- [INFORMATION PROVIDED]
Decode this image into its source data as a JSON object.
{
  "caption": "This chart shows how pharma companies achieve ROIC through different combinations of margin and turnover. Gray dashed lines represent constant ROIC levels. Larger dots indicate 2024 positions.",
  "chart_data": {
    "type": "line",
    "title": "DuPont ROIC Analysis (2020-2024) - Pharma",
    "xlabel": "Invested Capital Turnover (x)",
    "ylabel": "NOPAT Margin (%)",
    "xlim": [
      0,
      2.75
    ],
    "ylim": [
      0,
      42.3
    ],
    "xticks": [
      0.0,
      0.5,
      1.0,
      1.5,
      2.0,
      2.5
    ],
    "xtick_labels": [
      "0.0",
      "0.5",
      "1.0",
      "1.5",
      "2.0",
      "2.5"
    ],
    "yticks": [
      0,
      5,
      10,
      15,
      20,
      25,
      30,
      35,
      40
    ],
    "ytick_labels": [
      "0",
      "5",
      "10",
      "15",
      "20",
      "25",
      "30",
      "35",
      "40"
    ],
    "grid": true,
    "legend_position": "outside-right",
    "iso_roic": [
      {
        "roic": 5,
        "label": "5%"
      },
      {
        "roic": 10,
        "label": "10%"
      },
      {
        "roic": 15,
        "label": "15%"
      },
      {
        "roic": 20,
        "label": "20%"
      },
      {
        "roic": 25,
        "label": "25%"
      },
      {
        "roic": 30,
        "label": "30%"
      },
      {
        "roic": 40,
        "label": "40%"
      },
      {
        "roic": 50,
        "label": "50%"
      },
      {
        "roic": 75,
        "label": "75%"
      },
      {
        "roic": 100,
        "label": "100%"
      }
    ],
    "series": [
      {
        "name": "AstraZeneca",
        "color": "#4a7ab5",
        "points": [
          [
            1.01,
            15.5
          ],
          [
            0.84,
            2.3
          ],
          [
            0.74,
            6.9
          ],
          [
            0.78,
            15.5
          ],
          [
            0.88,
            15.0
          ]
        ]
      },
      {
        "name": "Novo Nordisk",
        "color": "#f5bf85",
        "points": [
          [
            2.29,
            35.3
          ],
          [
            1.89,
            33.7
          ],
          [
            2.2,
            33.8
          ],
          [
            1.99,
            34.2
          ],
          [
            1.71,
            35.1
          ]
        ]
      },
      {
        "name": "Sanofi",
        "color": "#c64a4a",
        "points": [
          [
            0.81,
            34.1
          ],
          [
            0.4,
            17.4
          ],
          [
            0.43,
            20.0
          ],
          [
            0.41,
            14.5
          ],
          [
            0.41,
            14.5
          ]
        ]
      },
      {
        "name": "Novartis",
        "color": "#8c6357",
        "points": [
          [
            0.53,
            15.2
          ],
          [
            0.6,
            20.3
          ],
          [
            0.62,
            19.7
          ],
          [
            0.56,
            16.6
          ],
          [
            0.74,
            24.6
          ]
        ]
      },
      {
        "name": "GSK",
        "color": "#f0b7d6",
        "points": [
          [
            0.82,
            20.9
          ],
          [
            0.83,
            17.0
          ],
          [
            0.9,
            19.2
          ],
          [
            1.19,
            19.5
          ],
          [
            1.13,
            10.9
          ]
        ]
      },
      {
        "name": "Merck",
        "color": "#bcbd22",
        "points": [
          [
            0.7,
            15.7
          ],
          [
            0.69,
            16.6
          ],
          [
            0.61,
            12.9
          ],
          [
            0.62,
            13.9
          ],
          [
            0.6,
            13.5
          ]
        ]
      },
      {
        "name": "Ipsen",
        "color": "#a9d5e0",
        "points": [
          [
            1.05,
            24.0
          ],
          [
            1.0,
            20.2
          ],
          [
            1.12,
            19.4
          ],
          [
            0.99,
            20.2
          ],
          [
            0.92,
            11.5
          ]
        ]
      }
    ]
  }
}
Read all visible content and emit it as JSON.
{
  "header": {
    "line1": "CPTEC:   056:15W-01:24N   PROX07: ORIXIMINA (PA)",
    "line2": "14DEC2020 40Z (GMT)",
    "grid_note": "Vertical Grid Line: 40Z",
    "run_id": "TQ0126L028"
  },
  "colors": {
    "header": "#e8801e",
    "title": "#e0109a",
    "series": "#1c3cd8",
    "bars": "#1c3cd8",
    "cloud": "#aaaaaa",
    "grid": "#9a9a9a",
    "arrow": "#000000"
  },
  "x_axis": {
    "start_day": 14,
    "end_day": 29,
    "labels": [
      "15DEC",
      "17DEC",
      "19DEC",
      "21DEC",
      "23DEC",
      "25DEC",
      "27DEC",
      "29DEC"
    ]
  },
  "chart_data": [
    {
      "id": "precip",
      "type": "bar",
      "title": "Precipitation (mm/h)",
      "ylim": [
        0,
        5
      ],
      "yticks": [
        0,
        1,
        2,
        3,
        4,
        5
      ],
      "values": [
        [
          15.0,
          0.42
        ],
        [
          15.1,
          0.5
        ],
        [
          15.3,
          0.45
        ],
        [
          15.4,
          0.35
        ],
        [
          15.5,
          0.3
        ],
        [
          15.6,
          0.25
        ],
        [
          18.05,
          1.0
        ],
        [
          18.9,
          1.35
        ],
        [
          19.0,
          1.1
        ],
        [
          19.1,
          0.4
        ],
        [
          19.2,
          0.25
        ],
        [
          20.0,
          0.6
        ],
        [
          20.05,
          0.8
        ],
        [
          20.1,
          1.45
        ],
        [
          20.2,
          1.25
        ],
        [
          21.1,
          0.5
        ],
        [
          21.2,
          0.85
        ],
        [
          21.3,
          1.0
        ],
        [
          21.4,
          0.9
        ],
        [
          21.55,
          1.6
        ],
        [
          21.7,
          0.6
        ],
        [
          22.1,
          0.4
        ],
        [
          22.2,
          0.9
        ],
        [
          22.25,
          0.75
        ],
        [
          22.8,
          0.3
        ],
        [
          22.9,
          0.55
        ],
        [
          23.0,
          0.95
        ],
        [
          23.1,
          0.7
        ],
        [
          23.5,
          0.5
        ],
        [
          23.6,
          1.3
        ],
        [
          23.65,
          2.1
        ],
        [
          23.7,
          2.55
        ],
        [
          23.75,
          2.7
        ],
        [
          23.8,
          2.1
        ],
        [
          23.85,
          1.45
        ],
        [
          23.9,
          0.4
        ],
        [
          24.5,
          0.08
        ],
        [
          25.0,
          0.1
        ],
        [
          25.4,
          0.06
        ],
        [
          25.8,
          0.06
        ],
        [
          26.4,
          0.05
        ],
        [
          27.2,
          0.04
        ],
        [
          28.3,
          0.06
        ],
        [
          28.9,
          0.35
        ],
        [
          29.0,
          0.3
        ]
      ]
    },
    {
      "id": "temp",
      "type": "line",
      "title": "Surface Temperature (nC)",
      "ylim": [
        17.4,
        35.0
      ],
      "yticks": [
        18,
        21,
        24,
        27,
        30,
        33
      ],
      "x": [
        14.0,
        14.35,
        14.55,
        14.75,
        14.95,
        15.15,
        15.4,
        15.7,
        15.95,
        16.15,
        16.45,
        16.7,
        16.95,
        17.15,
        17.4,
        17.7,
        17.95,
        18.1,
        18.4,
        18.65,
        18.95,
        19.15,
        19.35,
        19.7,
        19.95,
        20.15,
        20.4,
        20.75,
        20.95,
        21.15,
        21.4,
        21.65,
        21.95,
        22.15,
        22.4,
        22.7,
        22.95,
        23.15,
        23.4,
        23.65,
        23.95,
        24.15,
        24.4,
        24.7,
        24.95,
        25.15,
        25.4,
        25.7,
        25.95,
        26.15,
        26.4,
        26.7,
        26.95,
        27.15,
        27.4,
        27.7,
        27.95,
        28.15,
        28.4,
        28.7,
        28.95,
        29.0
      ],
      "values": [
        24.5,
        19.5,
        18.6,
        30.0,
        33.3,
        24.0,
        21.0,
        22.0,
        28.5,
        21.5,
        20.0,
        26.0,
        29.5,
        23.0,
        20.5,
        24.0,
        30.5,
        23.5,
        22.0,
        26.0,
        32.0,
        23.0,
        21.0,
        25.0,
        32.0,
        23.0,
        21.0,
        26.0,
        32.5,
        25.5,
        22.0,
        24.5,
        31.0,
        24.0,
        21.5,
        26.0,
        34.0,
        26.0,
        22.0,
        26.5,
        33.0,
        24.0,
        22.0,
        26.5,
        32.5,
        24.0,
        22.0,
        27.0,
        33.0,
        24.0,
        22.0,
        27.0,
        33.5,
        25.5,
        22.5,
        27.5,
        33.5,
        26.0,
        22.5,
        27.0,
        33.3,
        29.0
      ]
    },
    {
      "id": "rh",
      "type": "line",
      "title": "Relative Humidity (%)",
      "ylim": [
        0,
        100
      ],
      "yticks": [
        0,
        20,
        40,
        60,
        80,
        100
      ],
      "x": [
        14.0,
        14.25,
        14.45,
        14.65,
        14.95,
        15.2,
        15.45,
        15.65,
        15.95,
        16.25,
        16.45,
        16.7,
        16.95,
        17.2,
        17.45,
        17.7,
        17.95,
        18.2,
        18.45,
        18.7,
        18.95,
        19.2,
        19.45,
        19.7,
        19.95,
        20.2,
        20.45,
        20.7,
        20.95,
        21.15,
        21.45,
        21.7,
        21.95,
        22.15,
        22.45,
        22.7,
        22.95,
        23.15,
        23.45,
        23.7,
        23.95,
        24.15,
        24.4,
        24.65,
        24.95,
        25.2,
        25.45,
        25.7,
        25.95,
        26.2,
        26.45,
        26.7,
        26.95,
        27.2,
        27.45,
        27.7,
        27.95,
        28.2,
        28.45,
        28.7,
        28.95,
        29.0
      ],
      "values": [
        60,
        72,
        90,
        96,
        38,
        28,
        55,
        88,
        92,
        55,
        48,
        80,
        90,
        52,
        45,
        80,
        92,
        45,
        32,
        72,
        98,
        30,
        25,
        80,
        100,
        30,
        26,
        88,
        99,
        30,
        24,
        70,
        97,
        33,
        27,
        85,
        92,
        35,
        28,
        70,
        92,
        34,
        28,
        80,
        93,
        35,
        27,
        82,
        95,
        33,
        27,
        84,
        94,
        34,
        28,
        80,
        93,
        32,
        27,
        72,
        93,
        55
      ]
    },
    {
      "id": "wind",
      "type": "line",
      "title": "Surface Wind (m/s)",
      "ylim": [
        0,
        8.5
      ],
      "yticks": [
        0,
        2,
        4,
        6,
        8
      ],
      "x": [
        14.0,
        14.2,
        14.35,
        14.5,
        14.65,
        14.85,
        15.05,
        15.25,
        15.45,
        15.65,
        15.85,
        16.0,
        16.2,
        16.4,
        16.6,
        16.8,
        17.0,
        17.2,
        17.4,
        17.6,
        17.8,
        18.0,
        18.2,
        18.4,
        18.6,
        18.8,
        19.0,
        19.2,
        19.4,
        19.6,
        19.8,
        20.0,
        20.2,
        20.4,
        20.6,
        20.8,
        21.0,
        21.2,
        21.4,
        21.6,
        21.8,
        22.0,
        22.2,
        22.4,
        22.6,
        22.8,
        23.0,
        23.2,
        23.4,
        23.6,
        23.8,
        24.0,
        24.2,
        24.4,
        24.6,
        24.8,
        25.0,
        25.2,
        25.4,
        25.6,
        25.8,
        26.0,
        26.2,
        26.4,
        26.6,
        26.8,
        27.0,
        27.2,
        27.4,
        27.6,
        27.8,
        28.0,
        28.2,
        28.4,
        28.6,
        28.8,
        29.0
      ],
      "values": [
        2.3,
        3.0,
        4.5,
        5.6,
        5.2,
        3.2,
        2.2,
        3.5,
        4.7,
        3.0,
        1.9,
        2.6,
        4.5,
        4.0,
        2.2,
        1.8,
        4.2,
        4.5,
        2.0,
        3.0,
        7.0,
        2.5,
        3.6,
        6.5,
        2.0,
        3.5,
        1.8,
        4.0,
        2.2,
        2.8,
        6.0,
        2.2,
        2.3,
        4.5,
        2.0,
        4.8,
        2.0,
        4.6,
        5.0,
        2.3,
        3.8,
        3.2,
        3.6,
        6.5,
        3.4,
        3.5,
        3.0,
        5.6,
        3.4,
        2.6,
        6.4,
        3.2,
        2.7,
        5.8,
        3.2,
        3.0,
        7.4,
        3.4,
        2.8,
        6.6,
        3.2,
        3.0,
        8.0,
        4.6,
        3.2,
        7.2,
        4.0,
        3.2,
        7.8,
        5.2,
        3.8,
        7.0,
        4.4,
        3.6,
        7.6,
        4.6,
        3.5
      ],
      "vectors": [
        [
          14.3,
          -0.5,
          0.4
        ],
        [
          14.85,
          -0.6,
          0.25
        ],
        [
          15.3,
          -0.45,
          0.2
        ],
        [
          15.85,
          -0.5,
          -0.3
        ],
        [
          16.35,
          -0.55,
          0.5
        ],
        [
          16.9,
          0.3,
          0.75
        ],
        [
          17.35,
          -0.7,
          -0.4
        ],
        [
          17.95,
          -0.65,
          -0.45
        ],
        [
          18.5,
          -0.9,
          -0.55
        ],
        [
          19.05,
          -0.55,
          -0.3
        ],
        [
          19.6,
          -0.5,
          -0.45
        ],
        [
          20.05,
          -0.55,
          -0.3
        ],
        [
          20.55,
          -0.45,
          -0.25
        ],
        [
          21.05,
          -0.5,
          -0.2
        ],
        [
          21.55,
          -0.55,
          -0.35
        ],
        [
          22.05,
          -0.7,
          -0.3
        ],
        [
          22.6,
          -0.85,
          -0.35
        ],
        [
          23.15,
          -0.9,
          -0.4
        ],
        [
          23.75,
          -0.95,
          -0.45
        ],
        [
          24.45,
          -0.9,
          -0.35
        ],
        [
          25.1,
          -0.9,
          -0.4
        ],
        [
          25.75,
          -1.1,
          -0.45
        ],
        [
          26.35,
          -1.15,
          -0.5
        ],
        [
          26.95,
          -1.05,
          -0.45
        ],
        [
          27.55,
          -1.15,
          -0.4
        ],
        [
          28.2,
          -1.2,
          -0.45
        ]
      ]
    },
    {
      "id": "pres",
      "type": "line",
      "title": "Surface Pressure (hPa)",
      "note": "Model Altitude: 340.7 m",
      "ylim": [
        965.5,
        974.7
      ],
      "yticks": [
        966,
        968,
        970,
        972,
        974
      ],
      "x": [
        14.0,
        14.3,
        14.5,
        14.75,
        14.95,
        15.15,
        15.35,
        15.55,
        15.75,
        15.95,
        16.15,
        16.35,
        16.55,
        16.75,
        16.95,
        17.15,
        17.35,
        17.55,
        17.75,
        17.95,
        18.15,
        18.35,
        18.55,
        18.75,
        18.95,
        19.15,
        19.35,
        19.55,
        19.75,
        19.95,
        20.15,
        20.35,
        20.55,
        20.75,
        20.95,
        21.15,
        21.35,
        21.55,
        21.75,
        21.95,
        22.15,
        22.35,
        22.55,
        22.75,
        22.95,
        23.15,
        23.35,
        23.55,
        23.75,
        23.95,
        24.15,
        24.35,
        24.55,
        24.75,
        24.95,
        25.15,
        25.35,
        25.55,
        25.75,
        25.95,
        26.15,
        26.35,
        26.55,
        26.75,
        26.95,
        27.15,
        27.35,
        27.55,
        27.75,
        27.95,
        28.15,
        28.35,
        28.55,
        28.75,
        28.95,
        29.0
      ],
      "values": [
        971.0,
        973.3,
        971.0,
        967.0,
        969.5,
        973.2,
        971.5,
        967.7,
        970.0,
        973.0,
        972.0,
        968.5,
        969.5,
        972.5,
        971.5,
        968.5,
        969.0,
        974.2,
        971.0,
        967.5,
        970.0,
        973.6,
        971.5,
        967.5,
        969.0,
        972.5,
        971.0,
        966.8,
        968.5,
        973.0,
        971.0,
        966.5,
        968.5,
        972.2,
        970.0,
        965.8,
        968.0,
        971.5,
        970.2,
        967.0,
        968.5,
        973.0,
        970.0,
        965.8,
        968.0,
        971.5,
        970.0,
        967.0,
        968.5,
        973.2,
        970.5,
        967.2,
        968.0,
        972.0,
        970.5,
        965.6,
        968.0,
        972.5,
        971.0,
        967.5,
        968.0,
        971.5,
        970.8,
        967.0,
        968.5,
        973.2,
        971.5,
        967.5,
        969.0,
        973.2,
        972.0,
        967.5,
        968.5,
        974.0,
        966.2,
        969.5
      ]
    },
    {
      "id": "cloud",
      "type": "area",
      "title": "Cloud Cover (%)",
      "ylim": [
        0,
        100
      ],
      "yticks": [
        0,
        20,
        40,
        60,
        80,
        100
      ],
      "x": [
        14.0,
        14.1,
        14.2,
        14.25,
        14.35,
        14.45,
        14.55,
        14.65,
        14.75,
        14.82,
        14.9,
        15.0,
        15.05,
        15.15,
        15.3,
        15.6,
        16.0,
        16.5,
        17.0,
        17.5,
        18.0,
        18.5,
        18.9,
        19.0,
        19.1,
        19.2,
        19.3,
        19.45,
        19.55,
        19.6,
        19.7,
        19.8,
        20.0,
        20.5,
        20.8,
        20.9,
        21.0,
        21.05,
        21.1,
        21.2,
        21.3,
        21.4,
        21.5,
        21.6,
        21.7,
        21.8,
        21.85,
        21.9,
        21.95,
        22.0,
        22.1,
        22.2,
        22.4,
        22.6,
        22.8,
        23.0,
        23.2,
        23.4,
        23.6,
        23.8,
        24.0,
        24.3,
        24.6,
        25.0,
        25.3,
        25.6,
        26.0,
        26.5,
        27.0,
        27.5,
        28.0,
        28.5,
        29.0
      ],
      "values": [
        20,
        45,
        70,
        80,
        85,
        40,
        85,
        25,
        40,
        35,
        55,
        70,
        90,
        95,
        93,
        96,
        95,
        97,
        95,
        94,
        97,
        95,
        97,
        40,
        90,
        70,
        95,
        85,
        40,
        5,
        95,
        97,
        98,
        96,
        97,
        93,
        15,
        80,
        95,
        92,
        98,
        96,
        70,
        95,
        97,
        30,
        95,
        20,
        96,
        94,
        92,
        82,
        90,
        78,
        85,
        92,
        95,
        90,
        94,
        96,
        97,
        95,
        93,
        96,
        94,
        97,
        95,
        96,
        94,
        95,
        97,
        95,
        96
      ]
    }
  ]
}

- [WHAT THE EXERCISE ASKS]
Filter out all lines lacking the word "Surface" and copy the rest.

- [RESULT OF THE EXERCISE]
      "title": "Surface Temperature (nC)",
      "title": "Surface Wind (m/s)",
      "title": "Surface Pressure (hPa)",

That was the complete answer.